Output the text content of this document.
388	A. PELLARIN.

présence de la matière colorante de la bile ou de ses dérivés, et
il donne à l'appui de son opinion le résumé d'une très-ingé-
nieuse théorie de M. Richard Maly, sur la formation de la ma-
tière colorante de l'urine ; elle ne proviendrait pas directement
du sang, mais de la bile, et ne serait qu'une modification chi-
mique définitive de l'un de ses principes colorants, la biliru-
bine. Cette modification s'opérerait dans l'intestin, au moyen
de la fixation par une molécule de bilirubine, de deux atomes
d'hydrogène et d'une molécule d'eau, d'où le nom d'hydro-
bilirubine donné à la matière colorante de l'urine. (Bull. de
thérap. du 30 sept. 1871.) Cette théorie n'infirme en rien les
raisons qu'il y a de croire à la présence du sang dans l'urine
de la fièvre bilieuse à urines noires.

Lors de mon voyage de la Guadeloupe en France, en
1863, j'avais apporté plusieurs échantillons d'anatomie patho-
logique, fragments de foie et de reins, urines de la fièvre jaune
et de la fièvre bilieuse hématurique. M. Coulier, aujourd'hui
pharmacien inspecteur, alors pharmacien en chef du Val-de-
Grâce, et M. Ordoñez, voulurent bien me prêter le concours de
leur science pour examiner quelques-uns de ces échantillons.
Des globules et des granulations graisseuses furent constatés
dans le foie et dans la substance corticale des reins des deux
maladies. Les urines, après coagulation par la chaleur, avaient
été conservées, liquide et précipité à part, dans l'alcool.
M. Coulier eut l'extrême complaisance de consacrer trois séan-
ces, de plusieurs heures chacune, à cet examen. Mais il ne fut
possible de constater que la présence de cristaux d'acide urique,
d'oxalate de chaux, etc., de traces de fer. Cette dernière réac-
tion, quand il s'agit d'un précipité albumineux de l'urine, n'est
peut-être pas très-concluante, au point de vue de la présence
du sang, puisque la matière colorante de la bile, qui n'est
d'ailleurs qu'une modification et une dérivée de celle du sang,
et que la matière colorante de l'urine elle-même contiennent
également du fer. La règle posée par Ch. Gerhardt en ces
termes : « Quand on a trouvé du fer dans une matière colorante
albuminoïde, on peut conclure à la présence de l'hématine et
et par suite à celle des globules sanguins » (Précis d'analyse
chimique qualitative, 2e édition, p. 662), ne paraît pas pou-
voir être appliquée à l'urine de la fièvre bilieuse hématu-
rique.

◆ **What is asked**
All of the lines above must be returned exactly.

◆ **Exercise solution**
Output the text content of this document.
388	A. PELLARIN.

présence de la matière colorante de la bile ou de ses dérivés, et
il donne à l'appui de son opinion le résumé d'une très-ingé-
nieuse théorie de M. Richard Maly, sur la formation de la ma-
tière colorante de l'urine ; elle ne proviendrait pas directement
du sang, mais de la bile, et ne serait qu'une modification chi-
mique définitive de l'un de ses principes colorants, la biliru-
bine. Cette modification s'opérerait dans l'intestin, au moyen
de la fixation par une molécule de bilirubine, de deux atomes
d'hydrogène et d'une molécule d'eau, d'où le nom d'hydro-
bilirubine donné à la matière colorante de l'urine. (Bull. de
thérap. du 30 sept. 1871.) Cette théorie n'infirme en rien les
raisons qu'il y a de croire à la présence du sang dans l'urine
de la fièvre bilieuse à urines noires.

Lors de mon voyage de la Guadeloupe en France, en
1863, j'avais apporté plusieurs échantillons d'anatomie patho-
logique, fragments de foie et de reins, urines de la fièvre jaune
et de la fièvre bilieuse hématurique. M. Coulier, aujourd'hui
pharmacien inspecteur, alors pharmacien en chef du Val-de-
Grâce, et M. Ordoñez, voulurent bien me prêter le concours de
leur science pour examiner quelques-uns de ces échantillons.
Des globules et des granulations graisseuses furent constatés
dans le foie et dans la substance corticale des reins des deux
maladies. Les urines, après coagulation par la chaleur, avaient
été conservées, liquide et précipité à part, dans l'alcool.
M. Coulier eut l'extrême complaisance de consacrer trois séan-
ces, de plusieurs heures chacune, à cet examen. Mais il ne fut
possible de constater que la présence de cristaux d'acide urique,
d'oxalate de chaux, etc., de traces de fer. Cette dernière réac-
tion, quand il s'agit d'un précipité albumineux de l'urine, n'est
peut-être pas très-concluante, au point de vue de la présence
du sang, puisque la matière colorante de la bile, qui n'est
d'ailleurs qu'une modification et une dérivée de celle du sang,
et que la matière colorante de l'urine elle-même contiennent
également du fer. La règle posée par Ch. Gerhardt en ces
termes : « Quand on a trouvé du fer dans une matière colorante
albuminoïde, on peut conclure à la présence de l'hématine et
et par suite à celle des globules sanguins » (Précis d'analyse
chimique qualitative, 2e édition, p. 662), ne paraît pas pou-
voir être appliquée à l'urine de la fièvre bilieuse hématu-
rique.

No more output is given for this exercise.